> _Your instructions_:
Write out the stretch of the listing from its first line through the line containing "622, 492, 658]" as a numbered list, omitting any blank lines.

> _Records from a data collection_:
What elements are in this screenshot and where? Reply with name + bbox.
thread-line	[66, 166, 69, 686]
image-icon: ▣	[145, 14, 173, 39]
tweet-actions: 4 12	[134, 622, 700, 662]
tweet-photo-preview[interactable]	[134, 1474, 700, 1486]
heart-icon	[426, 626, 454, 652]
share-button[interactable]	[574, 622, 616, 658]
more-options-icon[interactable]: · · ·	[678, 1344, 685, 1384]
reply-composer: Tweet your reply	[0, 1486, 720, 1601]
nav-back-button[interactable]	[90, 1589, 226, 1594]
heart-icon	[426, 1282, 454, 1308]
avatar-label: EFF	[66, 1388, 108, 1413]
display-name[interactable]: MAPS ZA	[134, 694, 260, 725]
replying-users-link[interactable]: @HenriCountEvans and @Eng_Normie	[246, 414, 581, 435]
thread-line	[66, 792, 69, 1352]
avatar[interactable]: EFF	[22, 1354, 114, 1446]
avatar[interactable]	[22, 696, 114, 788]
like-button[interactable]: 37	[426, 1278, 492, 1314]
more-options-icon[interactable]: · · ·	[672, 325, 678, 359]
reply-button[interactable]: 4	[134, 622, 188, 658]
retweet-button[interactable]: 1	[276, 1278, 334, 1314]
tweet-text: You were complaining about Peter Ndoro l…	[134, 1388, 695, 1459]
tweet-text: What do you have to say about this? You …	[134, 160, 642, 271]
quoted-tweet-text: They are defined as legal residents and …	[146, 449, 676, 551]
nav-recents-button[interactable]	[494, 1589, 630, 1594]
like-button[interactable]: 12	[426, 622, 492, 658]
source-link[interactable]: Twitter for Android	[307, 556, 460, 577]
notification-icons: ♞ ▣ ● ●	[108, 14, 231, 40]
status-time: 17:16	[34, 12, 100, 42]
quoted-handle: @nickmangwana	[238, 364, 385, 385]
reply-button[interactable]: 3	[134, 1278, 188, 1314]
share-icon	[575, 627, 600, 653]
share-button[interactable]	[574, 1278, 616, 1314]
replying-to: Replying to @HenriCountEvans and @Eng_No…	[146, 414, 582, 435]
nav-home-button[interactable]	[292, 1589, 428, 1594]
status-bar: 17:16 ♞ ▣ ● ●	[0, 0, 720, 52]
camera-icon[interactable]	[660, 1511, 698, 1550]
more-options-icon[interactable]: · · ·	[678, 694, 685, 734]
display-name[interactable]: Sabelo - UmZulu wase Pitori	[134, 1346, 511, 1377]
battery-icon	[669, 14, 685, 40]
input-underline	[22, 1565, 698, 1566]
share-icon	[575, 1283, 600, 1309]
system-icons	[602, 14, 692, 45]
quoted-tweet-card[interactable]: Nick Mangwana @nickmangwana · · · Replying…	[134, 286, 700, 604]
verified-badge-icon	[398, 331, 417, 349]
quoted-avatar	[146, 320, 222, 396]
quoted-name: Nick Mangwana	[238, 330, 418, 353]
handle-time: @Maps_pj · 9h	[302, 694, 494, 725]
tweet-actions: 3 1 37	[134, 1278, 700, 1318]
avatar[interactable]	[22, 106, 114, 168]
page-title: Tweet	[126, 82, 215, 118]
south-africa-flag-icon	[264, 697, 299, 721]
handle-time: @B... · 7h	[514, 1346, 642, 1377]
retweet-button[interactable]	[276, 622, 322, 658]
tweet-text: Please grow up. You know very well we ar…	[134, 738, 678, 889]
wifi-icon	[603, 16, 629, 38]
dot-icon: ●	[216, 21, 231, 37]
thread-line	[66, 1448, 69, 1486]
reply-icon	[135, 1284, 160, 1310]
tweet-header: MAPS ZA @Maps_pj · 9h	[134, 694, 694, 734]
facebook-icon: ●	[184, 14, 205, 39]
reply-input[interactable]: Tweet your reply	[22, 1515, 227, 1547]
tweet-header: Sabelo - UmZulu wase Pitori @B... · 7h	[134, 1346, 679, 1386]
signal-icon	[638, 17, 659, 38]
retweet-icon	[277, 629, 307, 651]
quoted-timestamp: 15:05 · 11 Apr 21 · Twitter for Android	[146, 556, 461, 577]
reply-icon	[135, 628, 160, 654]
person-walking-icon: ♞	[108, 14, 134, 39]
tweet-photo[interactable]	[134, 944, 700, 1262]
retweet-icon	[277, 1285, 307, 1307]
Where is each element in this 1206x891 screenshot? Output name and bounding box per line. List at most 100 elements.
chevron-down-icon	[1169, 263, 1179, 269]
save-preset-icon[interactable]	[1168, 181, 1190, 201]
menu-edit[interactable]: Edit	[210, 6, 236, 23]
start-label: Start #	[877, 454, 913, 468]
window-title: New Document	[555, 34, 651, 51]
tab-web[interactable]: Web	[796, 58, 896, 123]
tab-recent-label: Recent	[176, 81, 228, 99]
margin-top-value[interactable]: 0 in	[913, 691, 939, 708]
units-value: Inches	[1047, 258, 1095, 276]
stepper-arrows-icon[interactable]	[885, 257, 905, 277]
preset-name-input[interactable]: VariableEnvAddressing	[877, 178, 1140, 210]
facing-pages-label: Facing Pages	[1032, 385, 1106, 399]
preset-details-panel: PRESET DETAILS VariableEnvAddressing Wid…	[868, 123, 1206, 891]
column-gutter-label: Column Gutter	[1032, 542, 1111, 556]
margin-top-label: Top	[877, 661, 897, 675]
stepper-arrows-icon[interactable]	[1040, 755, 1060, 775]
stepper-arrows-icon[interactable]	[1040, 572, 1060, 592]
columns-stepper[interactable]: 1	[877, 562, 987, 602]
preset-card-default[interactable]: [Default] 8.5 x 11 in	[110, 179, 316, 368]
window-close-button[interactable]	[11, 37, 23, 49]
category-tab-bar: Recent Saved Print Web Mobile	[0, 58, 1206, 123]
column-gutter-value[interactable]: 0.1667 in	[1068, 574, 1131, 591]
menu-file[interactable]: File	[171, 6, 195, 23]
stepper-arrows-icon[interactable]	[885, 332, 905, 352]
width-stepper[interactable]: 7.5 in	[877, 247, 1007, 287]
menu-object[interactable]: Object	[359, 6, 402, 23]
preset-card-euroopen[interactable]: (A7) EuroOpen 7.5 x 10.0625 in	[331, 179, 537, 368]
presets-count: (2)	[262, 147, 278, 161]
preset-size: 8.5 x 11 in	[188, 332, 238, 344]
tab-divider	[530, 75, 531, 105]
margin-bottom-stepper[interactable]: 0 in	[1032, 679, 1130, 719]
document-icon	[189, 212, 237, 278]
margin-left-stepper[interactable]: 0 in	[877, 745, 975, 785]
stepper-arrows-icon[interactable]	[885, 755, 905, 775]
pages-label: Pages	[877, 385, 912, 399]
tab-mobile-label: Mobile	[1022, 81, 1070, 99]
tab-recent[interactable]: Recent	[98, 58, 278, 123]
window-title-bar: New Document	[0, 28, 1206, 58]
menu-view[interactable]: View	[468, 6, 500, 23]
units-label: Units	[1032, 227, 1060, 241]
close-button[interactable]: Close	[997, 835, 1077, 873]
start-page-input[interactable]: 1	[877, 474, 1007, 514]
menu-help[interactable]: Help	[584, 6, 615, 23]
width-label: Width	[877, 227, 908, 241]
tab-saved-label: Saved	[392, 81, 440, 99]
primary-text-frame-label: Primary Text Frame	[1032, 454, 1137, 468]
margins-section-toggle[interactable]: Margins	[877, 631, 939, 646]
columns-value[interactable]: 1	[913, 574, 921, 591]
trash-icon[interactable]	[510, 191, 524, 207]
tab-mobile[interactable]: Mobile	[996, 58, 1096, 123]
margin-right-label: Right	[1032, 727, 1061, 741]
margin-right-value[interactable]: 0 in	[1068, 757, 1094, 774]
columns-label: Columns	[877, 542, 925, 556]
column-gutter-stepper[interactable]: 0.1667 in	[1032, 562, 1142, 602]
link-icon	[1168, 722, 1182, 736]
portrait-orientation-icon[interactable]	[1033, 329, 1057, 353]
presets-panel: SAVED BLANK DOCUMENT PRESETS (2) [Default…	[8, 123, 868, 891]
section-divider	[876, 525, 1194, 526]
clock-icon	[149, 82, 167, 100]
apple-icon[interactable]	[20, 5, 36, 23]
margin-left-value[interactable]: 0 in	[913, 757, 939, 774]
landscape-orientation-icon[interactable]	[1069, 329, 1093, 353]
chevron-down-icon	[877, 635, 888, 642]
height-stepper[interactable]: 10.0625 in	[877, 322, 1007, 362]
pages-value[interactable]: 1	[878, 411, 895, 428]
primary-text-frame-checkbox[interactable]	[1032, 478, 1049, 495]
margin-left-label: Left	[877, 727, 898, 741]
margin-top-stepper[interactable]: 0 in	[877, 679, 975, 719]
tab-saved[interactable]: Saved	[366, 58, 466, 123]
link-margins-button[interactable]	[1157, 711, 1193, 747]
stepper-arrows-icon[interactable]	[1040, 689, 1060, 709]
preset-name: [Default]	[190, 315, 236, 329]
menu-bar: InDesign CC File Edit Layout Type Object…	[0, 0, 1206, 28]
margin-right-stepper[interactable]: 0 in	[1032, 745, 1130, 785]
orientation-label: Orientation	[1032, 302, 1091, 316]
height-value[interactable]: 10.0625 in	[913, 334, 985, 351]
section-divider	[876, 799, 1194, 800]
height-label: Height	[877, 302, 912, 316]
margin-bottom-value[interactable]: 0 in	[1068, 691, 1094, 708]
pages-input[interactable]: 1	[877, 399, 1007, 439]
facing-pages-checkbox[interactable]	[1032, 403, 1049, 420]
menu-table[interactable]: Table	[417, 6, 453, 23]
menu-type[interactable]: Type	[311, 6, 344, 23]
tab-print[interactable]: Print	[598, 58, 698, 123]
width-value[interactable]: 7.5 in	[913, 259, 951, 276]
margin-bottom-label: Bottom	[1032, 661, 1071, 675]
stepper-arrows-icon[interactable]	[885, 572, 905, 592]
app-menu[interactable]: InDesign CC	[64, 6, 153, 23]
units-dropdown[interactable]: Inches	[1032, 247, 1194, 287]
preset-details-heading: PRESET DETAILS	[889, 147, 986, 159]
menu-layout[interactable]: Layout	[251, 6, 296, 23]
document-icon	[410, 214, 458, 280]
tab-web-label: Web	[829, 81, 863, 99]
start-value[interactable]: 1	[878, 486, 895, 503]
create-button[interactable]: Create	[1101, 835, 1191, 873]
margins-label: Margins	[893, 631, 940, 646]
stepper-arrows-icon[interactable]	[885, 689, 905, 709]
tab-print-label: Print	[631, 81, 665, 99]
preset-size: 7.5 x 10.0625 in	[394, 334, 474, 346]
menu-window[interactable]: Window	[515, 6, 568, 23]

> _Task response_:
1. What elements are in this screenshot and where? Reply with name + bbox.
2. thread-line	[66, 166, 69, 686]
3. image-icon: ▣	[145, 14, 173, 39]
4. tweet-actions: 4 12	[134, 622, 700, 662]
5. tweet-photo-preview[interactable]	[134, 1474, 700, 1486]
6. heart-icon	[426, 626, 454, 652]
7. share-button[interactable]	[574, 622, 616, 658]
8. more-options-icon[interactable]: · · ·	[678, 1344, 685, 1384]
9. reply-composer: Tweet your reply	[0, 1486, 720, 1601]
10. nav-back-button[interactable]	[90, 1589, 226, 1594]
11. heart-icon	[426, 1282, 454, 1308]
12. avatar-label: EFF	[66, 1388, 108, 1413]
13. display-name[interactable]: MAPS ZA	[134, 694, 260, 725]
14. replying-users-link[interactable]: @HenriCountEvans and @Eng_Normie	[246, 414, 581, 435]
15. thread-line	[66, 792, 69, 1352]
16. avatar[interactable]: EFF	[22, 1354, 114, 1446]
17. avatar[interactable]	[22, 696, 114, 788]
18. like-button[interactable]: 37	[426, 1278, 492, 1314]
19. more-options-icon[interactable]: · · ·	[672, 325, 678, 359]
20. reply-button[interactable]: 4	[134, 622, 188, 658]
21. retweet-button[interactable]: 1	[276, 1278, 334, 1314]
22. tweet-text: You were complaining about Peter Ndoro l…	[134, 1388, 695, 1459]
23. tweet-text: What do you have to say about this? You …	[134, 160, 642, 271]
24. quoted-tweet-text: They are defined as legal residents and …	[146, 449, 676, 551]
25. nav-recents-button[interactable]	[494, 1589, 630, 1594]
26. like-button[interactable]: 12	[426, 622, 492, 658]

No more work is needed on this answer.